▸ **Exercise brief**: Your task is to copy every record exactly.

[Records from a data collection]
——————
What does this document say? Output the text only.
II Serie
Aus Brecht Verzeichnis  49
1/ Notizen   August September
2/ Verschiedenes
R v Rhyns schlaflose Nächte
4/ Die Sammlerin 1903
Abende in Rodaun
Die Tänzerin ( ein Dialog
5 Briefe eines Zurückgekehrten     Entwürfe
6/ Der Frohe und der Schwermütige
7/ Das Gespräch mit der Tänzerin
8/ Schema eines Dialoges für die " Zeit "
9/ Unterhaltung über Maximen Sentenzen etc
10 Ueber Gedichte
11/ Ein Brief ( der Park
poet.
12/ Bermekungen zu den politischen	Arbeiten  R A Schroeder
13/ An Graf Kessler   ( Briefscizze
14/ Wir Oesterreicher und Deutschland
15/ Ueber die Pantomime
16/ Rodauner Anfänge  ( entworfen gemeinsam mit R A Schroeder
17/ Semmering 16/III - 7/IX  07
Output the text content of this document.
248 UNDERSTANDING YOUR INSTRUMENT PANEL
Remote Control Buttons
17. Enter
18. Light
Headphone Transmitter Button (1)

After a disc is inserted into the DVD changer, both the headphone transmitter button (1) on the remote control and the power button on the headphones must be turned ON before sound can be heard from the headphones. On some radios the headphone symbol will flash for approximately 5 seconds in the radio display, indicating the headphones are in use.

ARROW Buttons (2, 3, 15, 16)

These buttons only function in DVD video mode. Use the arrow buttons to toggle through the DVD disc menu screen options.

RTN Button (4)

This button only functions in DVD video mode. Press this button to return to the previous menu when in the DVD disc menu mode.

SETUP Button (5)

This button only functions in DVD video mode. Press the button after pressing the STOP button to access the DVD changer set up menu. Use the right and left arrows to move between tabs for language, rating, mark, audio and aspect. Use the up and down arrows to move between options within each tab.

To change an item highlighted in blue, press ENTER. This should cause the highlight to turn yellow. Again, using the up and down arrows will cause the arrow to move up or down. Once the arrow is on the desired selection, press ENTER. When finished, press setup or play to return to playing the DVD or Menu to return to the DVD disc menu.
——————
▸ **Result**:
What does this document say? Output the text only.
II Serie
Aus Brecht Verzeichnis  49
1/ Notizen   August September
2/ Verschiedenes
R v Rhyns schlaflose Nächte
4/ Die Sammlerin 1903
Abende in Rodaun
Die Tänzerin ( ein Dialog
5 Briefe eines Zurückgekehrten     Entwürfe
6/ Der Frohe und der Schwermütige
7/ Das Gespräch mit der Tänzerin
8/ Schema eines Dialoges für die " Zeit "
9/ Unterhaltung über Maximen Sentenzen etc
10 Ueber Gedichte
11/ Ein Brief ( der Park
poet.
12/ Bermekungen zu den politischen	Arbeiten  R A Schroeder
13/ An Graf Kessler   ( Briefscizze
14/ Wir Oesterreicher und Deutschland
15/ Ueber die Pantomime
16/ Rodauner Anfänge  ( entworfen gemeinsam mit R A Schroeder
17/ Semmering 16/III - 7/IX  07
Output the text content of this document.
248 UNDERSTANDING YOUR INSTRUMENT PANEL
Remote Control Buttons
17. Enter
18. Light
Headphone Transmitter Button (1)

After a disc is inserted into the DVD changer, both the headphone transmitter button (1) on the remote control and the power button on the headphones must be turned ON before sound can be heard from the headphones. On some radios the headphone symbol will flash for approximately 5 seconds in the radio display, indicating the headphones are in use.

ARROW Buttons (2, 3, 15, 16)

These buttons only function in DVD video mode. Use the arrow buttons to toggle through the DVD disc menu screen options.

RTN Button (4)

This button only functions in DVD video mode. Press this button to return to the previous menu when in the DVD disc menu mode.

SETUP Button (5)

This button only functions in DVD video mode. Press the button after pressing the STOP button to access the DVD changer set up menu. Use the right and left arrows to move between tabs for language, rating, mark, audio and aspect. Use the up and down arrows to move between options within each tab.

To change an item highlighted in blue, press ENTER. This should cause the highlight to turn yellow. Again, using the up and down arrows will cause the arrow to move up or down. Once the arrow is on the desired selection, press ENTER. When finished, press setup or play to return to playing the DVD or Menu to return to the DVD disc menu.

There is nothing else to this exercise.